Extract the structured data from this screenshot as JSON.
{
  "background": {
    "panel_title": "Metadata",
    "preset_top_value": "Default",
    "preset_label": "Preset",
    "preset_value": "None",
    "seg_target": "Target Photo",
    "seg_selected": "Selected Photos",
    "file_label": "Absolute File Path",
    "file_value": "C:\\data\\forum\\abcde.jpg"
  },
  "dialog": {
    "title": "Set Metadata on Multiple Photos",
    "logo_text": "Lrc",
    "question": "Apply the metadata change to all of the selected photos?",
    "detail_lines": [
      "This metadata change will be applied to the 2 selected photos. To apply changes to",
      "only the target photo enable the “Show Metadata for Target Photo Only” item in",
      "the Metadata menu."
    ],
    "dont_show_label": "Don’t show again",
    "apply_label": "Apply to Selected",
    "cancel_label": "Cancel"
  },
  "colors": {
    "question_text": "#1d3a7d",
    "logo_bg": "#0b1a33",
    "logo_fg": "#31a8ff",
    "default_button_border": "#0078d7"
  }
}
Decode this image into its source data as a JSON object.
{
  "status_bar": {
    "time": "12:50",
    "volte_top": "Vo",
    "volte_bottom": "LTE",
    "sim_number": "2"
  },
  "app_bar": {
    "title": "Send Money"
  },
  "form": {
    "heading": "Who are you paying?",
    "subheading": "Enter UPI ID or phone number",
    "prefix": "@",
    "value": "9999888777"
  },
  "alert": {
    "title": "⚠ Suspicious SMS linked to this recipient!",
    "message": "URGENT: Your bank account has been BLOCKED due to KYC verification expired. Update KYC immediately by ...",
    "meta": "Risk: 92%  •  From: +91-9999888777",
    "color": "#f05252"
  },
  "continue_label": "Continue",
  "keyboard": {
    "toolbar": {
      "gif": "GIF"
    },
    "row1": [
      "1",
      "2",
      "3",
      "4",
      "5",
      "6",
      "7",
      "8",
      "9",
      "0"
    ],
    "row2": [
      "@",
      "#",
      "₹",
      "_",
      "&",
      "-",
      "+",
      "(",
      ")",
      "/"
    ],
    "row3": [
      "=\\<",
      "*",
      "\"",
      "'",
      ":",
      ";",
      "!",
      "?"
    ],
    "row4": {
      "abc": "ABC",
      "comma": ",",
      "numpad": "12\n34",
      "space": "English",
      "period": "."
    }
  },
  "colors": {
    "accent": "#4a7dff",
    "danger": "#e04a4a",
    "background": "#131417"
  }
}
________________
> **Aim**
Go through the records and show every line with the string "change" in it.

> **Answer to the problem**
    "question": "Apply the metadata change to all of the selected photos?",
      "This metadata change will be applied to the 2 selected photos. To apply changes to",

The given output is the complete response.